Written instruction.
Retype each entry below, keeping every character the same.

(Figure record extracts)
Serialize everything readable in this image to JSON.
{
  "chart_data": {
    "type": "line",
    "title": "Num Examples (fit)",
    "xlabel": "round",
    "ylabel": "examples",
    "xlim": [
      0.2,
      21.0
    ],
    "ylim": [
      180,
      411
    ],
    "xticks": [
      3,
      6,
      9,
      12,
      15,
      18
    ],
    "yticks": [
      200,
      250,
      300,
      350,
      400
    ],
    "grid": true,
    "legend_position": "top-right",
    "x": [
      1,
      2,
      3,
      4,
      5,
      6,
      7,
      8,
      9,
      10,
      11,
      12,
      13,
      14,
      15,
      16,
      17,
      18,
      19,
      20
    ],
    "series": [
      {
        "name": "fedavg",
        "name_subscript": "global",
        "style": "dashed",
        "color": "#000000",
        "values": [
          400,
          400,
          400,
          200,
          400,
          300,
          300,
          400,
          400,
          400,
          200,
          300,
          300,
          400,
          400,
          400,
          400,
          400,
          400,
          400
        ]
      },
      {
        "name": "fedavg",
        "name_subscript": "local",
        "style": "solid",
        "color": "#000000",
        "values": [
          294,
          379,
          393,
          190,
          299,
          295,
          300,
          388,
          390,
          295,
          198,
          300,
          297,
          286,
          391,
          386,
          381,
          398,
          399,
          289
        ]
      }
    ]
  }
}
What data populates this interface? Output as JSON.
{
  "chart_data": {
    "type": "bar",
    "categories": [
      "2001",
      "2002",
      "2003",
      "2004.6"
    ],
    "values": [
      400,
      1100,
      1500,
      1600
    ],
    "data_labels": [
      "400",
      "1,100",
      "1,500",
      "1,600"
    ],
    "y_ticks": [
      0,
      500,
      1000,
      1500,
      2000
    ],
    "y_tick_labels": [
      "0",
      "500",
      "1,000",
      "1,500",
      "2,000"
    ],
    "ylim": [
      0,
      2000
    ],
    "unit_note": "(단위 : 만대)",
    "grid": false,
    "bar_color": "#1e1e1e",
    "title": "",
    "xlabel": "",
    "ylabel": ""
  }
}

Full answer.
Serialize everything readable in this image to JSON.
{
  "chart_data": {
    "type": "line",
    "title": "Num Examples (fit)",
    "xlabel": "round",
    "ylabel": "examples",
    "xlim": [
      0.2,
      21.0
    ],
    "ylim": [
      180,
      411
    ],
    "xticks": [
      3,
      6,
      9,
      12,
      15,
      18
    ],
    "yticks": [
      200,
      250,
      300,
      350,
      400
    ],
    "grid": true,
    "legend_position": "top-right",
    "x": [
      1,
      2,
      3,
      4,
      5,
      6,
      7,
      8,
      9,
      10,
      11,
      12,
      13,
      14,
      15,
      16,
      17,
      18,
      19,
      20
    ],
    "series": [
      {
        "name": "fedavg",
        "name_subscript": "global",
        "style": "dashed",
        "color": "#000000",
        "values": [
          400,
          400,
          400,
          200,
          400,
          300,
          300,
          400,
          400,
          400,
          200,
          300,
          300,
          400,
          400,
          400,
          400,
          400,
          400,
          400
        ]
      },
      {
        "name": "fedavg",
        "name_subscript": "local",
        "style": "solid",
        "color": "#000000",
        "values": [
          294,
          379,
          393,
          190,
          299,
          295,
          300,
          388,
          390,
          295,
          198,
          300,
          297,
          286,
          391,
          386,
          381,
          398,
          399,
          289
        ]
      }
    ]
  }
}
What data populates this interface? Output as JSON.
{
  "chart_data": {
    "type": "bar",
    "categories": [
      "2001",
      "2002",
      "2003",
      "2004.6"
    ],
    "values": [
      400,
      1100,
      1500,
      1600
    ],
    "data_labels": [
      "400",
      "1,100",
      "1,500",
      "1,600"
    ],
    "y_ticks": [
      0,
      500,
      1000,
      1500,
      2000
    ],
    "y_tick_labels": [
      "0",
      "500",
      "1,000",
      "1,500",
      "2,000"
    ],
    "ylim": [
      0,
      2000
    ],
    "unit_note": "(단위 : 만대)",
    "grid": false,
    "bar_color": "#1e1e1e",
    "title": "",
    "xlabel": "",
    "ylabel": ""
  }
}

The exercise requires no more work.